------ Material for this exercise

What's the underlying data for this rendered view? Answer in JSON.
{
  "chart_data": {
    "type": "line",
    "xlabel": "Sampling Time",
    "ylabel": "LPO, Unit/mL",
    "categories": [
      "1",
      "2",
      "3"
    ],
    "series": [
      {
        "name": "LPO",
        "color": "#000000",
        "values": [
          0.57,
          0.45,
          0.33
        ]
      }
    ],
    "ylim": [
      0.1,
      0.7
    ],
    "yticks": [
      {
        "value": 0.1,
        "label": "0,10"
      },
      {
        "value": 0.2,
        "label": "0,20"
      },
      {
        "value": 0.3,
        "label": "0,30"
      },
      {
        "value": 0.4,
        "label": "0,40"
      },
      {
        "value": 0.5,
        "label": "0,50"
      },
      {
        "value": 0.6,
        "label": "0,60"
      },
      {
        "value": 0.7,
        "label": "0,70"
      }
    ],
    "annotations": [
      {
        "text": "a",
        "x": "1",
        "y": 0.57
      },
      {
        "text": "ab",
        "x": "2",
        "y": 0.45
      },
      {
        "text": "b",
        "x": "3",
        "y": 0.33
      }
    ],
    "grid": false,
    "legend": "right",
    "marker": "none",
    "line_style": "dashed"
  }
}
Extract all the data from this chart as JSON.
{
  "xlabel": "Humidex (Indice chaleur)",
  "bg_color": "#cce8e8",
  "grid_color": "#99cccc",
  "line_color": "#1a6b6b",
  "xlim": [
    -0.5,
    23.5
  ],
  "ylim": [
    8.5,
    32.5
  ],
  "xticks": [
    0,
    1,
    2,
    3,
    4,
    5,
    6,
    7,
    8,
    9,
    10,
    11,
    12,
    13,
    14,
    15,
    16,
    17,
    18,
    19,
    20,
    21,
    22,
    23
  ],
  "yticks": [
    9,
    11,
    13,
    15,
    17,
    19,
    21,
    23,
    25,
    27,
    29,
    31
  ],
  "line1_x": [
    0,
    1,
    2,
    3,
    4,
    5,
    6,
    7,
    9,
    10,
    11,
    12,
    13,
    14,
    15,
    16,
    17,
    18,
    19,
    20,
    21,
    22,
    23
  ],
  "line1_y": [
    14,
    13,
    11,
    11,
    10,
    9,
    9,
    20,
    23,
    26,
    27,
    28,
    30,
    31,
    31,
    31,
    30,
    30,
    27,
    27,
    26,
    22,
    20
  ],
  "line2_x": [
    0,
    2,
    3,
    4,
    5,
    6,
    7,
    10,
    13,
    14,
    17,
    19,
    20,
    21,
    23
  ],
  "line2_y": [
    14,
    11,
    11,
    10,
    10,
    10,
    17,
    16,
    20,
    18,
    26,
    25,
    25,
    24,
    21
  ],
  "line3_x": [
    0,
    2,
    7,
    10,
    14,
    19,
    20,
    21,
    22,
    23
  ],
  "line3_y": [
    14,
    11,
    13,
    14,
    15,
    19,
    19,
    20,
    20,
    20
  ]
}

------------

--- Objective ---
Return each entry from the material above exactly as it appears.

--- The result ---
What's the underlying data for this rendered view? Answer in JSON.
{
  "chart_data": {
    "type": "line",
    "xlabel": "Sampling Time",
    "ylabel": "LPO, Unit/mL",
    "categories": [
      "1",
      "2",
      "3"
    ],
    "series": [
      {
        "name": "LPO",
        "color": "#000000",
        "values": [
          0.57,
          0.45,
          0.33
        ]
      }
    ],
    "ylim": [
      0.1,
      0.7
    ],
    "yticks": [
      {
        "value": 0.1,
        "label": "0,10"
      },
      {
        "value": 0.2,
        "label": "0,20"
      },
      {
        "value": 0.3,
        "label": "0,30"
      },
      {
        "value": 0.4,
        "label": "0,40"
      },
      {
        "value": 0.5,
        "label": "0,50"
      },
      {
        "value": 0.6,
        "label": "0,60"
      },
      {
        "value": 0.7,
        "label": "0,70"
      }
    ],
    "annotations": [
      {
        "text": "a",
        "x": "1",
        "y": 0.57
      },
      {
        "text": "ab",
        "x": "2",
        "y": 0.45
      },
      {
        "text": "b",
        "x": "3",
        "y": 0.33
      }
    ],
    "grid": false,
    "legend": "right",
    "marker": "none",
    "line_style": "dashed"
  }
}
Extract all the data from this chart as JSON.
{
  "xlabel": "Humidex (Indice chaleur)",
  "bg_color": "#cce8e8",
  "grid_color": "#99cccc",
  "line_color": "#1a6b6b",
  "xlim": [
    -0.5,
    23.5
  ],
  "ylim": [
    8.5,
    32.5
  ],
  "xticks": [
    0,
    1,
    2,
    3,
    4,
    5,
    6,
    7,
    8,
    9,
    10,
    11,
    12,
    13,
    14,
    15,
    16,
    17,
    18,
    19,
    20,
    21,
    22,
    23
  ],
  "yticks": [
    9,
    11,
    13,
    15,
    17,
    19,
    21,
    23,
    25,
    27,
    29,
    31
  ],
  "line1_x": [
    0,
    1,
    2,
    3,
    4,
    5,
    6,
    7,
    9,
    10,
    11,
    12,
    13,
    14,
    15,
    16,
    17,
    18,
    19,
    20,
    21,
    22,
    23
  ],
  "line1_y": [
    14,
    13,
    11,
    11,
    10,
    9,
    9,
    20,
    23,
    26,
    27,
    28,
    30,
    31,
    31,
    31,
    30,
    30,
    27,
    27,
    26,
    22,
    20
  ],
  "line2_x": [
    0,
    2,
    3,
    4,
    5,
    6,
    7,
    10,
    13,
    14,
    17,
    19,
    20,
    21,
    23
  ],
  "line2_y": [
    14,
    11,
    11,
    10,
    10,
    10,
    17,
    16,
    20,
    18,
    26,
    25,
    25,
    24,
    21
  ],
  "line3_x": [
    0,
    2,
    7,
    10,
    14,
    19,
    20,
    21,
    22,
    23
  ],
  "line3_y": [
    14,
    11,
    13,
    14,
    15,
    19,
    19,
    20,
    20,
    20
  ]
}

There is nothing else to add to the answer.